> [Rows]
====================

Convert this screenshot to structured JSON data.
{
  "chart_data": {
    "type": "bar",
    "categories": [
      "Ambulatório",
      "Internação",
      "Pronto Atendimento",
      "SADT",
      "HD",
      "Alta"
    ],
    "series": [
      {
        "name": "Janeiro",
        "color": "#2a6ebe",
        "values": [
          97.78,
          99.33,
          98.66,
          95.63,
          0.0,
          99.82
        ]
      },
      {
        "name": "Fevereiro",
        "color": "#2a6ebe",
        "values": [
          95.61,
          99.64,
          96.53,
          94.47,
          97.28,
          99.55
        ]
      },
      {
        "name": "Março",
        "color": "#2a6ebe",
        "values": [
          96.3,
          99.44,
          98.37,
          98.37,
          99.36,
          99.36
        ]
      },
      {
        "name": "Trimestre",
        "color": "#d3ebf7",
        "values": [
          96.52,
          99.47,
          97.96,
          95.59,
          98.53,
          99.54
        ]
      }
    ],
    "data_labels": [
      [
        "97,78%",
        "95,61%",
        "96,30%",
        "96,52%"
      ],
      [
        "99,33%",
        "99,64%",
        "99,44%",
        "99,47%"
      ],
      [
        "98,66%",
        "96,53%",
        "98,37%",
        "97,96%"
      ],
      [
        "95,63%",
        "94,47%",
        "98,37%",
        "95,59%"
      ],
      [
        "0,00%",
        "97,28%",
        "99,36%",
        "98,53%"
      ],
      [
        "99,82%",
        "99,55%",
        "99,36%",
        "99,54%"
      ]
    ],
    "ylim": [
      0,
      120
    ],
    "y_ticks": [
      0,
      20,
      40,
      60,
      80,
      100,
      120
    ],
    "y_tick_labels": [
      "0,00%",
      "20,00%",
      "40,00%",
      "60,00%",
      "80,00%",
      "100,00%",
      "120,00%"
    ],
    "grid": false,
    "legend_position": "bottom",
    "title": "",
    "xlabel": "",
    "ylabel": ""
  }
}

====================

> [Task statement]
Every line above should be printed again exactly as it stands.

> [Exercise answer]
Convert this screenshot to structured JSON data.
{
  "chart_data": {
    "type": "bar",
    "categories": [
      "Ambulatório",
      "Internação",
      "Pronto Atendimento",
      "SADT",
      "HD",
      "Alta"
    ],
    "series": [
      {
        "name": "Janeiro",
        "color": "#2a6ebe",
        "values": [
          97.78,
          99.33,
          98.66,
          95.63,
          0.0,
          99.82
        ]
      },
      {
        "name": "Fevereiro",
        "color": "#2a6ebe",
        "values": [
          95.61,
          99.64,
          96.53,
          94.47,
          97.28,
          99.55
        ]
      },
      {
        "name": "Março",
        "color": "#2a6ebe",
        "values": [
          96.3,
          99.44,
          98.37,
          98.37,
          99.36,
          99.36
        ]
      },
      {
        "name": "Trimestre",
        "color": "#d3ebf7",
        "values": [
          96.52,
          99.47,
          97.96,
          95.59,
          98.53,
          99.54
        ]
      }
    ],
    "data_labels": [
      [
        "97,78%",
        "95,61%",
        "96,30%",
        "96,52%"
      ],
      [
        "99,33%",
        "99,64%",
        "99,44%",
        "99,47%"
      ],
      [
        "98,66%",
        "96,53%",
        "98,37%",
        "97,96%"
      ],
      [
        "95,63%",
        "94,47%",
        "98,37%",
        "95,59%"
      ],
      [
        "0,00%",
        "97,28%",
        "99,36%",
        "98,53%"
      ],
      [
        "99,82%",
        "99,55%",
        "99,36%",
        "99,54%"
      ]
    ],
    "ylim": [
      0,
      120
    ],
    "y_ticks": [
      0,
      20,
      40,
      60,
      80,
      100,
      120
    ],
    "y_tick_labels": [
      "0,00%",
      "20,00%",
      "40,00%",
      "60,00%",
      "80,00%",
      "100,00%",
      "120,00%"
    ],
    "grid": false,
    "legend_position": "bottom",
    "title": "",
    "xlabel": "",
    "ylabel": ""
  }
}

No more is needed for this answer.